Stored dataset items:
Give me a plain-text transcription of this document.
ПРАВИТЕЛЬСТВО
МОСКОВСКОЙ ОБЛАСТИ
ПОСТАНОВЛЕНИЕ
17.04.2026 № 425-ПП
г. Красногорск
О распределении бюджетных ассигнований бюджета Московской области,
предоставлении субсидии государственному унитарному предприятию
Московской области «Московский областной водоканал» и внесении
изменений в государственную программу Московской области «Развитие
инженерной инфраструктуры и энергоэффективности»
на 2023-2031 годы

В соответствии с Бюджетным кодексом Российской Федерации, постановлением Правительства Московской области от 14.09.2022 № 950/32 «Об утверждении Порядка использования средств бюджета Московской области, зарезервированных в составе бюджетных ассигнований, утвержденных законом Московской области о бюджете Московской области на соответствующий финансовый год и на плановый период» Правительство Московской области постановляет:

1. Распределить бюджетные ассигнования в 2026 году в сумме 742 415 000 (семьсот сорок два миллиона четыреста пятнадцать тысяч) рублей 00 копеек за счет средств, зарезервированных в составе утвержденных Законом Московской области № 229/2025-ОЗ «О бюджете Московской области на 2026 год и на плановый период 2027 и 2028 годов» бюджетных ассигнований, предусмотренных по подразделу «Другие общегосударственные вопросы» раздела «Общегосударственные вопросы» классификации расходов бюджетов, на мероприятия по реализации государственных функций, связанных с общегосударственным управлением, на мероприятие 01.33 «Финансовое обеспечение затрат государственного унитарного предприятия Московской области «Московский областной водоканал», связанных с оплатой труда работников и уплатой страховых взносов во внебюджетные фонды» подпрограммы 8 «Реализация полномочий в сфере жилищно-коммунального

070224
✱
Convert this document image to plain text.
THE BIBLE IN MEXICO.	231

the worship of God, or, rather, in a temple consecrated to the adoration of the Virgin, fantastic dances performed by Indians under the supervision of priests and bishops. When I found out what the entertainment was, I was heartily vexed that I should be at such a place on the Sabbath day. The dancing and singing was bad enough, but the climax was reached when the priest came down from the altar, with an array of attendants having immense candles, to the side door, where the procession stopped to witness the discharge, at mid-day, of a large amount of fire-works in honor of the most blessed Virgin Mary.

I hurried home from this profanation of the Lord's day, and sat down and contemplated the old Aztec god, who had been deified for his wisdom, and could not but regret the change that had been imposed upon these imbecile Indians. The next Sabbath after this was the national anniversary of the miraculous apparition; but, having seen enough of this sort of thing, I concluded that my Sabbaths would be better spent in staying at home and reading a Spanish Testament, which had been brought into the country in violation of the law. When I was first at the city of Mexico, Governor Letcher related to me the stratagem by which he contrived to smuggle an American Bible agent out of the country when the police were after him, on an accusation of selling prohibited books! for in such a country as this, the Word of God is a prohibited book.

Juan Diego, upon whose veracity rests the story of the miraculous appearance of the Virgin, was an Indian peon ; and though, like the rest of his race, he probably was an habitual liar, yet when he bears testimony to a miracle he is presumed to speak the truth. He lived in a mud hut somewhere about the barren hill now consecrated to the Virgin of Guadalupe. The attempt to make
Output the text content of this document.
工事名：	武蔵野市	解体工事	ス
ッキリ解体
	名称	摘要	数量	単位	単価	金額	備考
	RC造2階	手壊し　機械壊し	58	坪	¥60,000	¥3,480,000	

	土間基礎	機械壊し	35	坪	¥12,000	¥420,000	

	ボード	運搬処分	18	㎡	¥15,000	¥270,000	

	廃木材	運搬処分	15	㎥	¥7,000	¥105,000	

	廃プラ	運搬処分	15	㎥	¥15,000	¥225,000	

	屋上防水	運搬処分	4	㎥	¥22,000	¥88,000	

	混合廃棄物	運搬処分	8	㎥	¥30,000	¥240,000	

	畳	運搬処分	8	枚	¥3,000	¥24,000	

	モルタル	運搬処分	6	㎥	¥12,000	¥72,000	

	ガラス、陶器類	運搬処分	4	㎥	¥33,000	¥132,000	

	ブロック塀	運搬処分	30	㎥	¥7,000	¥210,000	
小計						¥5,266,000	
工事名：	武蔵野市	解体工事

▸ Objective: Using the entries above, find all lines with "document". Copy them.

▸ Exercise result:
Give me a plain-text transcription of this document.
Convert this document image to plain text.
Output the text content of this document.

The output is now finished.